Extracted data entries
------------------------------------------------------------

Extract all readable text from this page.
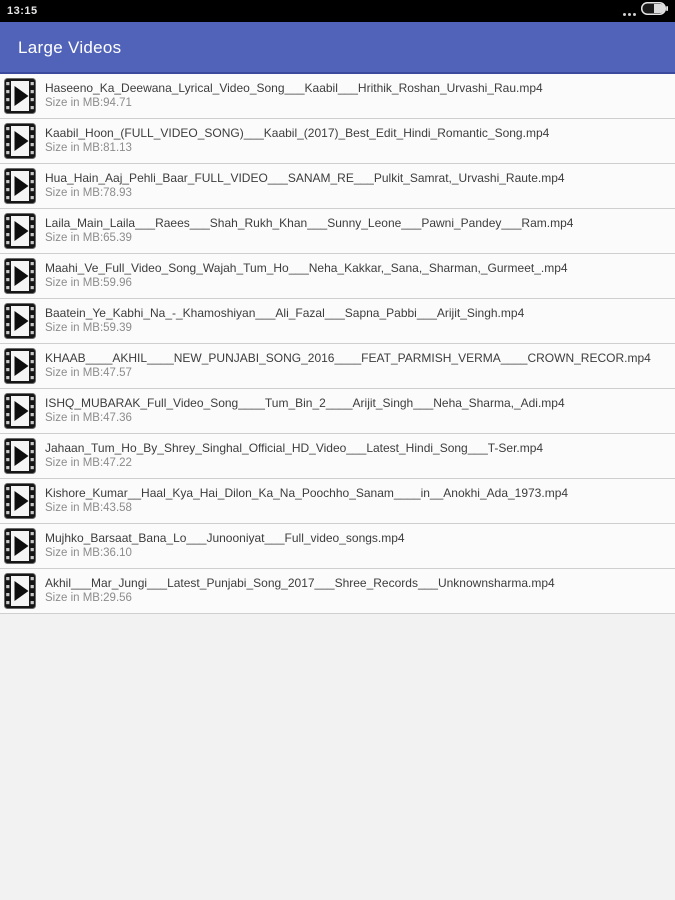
13:15
Large Videos
Haseeno_Ka_Deewana_Lyrical_Video_Song___Kaabil___Hrithik_Roshan_Urvashi_Rau.mp4
Size in MB:94.71
Kaabil_Hoon_(FULL_VIDEO_SONG)___Kaabil_(2017)_Best_Edit_Hindi_Romantic_Song.mp4
Size in MB:81.13
Hua_Hain_Aaj_Pehli_Baar_FULL_VIDEO___SANAM_RE___Pulkit_Samrat,_Urvashi_Raute.mp4
Size in MB:78.93
Laila_Main_Laila___Raees___Shah_Rukh_Khan___Sunny_Leone___Pawni_Pandey___Ram.mp4
Size in MB:65.39
Maahi_Ve_Full_Video_Song_Wajah_Tum_Ho___Neha_Kakkar,_Sana,_Sharman,_Gurmeet_.mp4
Size in MB:59.96
Baatein_Ye_Kabhi_Na_-_Khamoshiyan___Ali_Fazal___Sapna_Pabbi___Arijit_Singh.mp4
Size in MB:59.39
KHAAB____AKHIL____NEW_PUNJABI_SONG_2016____FEAT_PARMISH_VERMA____CROWN_RECOR.mp4
Size in MB:47.57
ISHQ_MUBARAK_Full_Video_Song____Tum_Bin_2____Arijit_Singh___Neha_Sharma,_Adi.mp4
Size in MB:47.36
Jahaan_Tum_Ho_By_Shrey_Singhal_Official_HD_Video___Latest_Hindi_Song___T-Ser.mp4
Size in MB:47.22
Kishore_Kumar__Haal_Kya_Hai_Dilon_Ka_Na_Poochho_Sanam____in__Anokhi_Ada_1973.mp4
Size in MB:43.58
Mujhko_Barsaat_Bana_Lo___Junooniyat___Full_video_songs.mp4
Size in MB:36.10
Akhil___Mar_Jungi___Latest_Punjabi_Song_2017___Shree_Records___Unknownsharma.mp4
Size in MB:29.56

------------------------------------------------------------

EXERCISE BRIEF: Retype all the records shown above, character for character. Omit every picture.

RESPONSE TO THE TASK:
Extract all readable text from this page.
13:15
Large Videos
Haseeno_Ka_Deewana_Lyrical_Video_Song___Kaabil___Hrithik_Roshan_Urvashi_Rau.mp4
Size in MB:94.71
Kaabil_Hoon_(FULL_VIDEO_SONG)___Kaabil_(2017)_Best_Edit_Hindi_Romantic_Song.mp4
Size in MB:81.13
Hua_Hain_Aaj_Pehli_Baar_FULL_VIDEO___SANAM_RE___Pulkit_Samrat,_Urvashi_Raute.mp4
Size in MB:78.93
Laila_Main_Laila___Raees___Shah_Rukh_Khan___Sunny_Leone___Pawni_Pandey___Ram.mp4
Size in MB:65.39
Maahi_Ve_Full_Video_Song_Wajah_Tum_Ho___Neha_Kakkar,_Sana,_Sharman,_Gurmeet_.mp4
Size in MB:59.96
Baatein_Ye_Kabhi_Na_-_Khamoshiyan___Ali_Fazal___Sapna_Pabbi___Arijit_Singh.mp4
Size in MB:59.39
KHAAB____AKHIL____NEW_PUNJABI_SONG_2016____FEAT_PARMISH_VERMA____CROWN_RECOR.mp4
Size in MB:47.57
ISHQ_MUBARAK_Full_Video_Song____Tum_Bin_2____Arijit_Singh___Neha_Sharma,_Adi.mp4
Size in MB:47.36
Jahaan_Tum_Ho_By_Shrey_Singhal_Official_HD_Video___Latest_Hindi_Song___T-Ser.mp4
Size in MB:47.22
Kishore_Kumar__Haal_Kya_Hai_Dilon_Ka_Na_Poochho_Sanam____in__Anokhi_Ada_1973.mp4
Size in MB:43.58
Mujhko_Barsaat_Bana_Lo___Junooniyat___Full_video_songs.mp4
Size in MB:36.10
Akhil___Mar_Jungi___Latest_Punjabi_Song_2017___Shree_Records___Unknownsharma.mp4
Size in MB:29.56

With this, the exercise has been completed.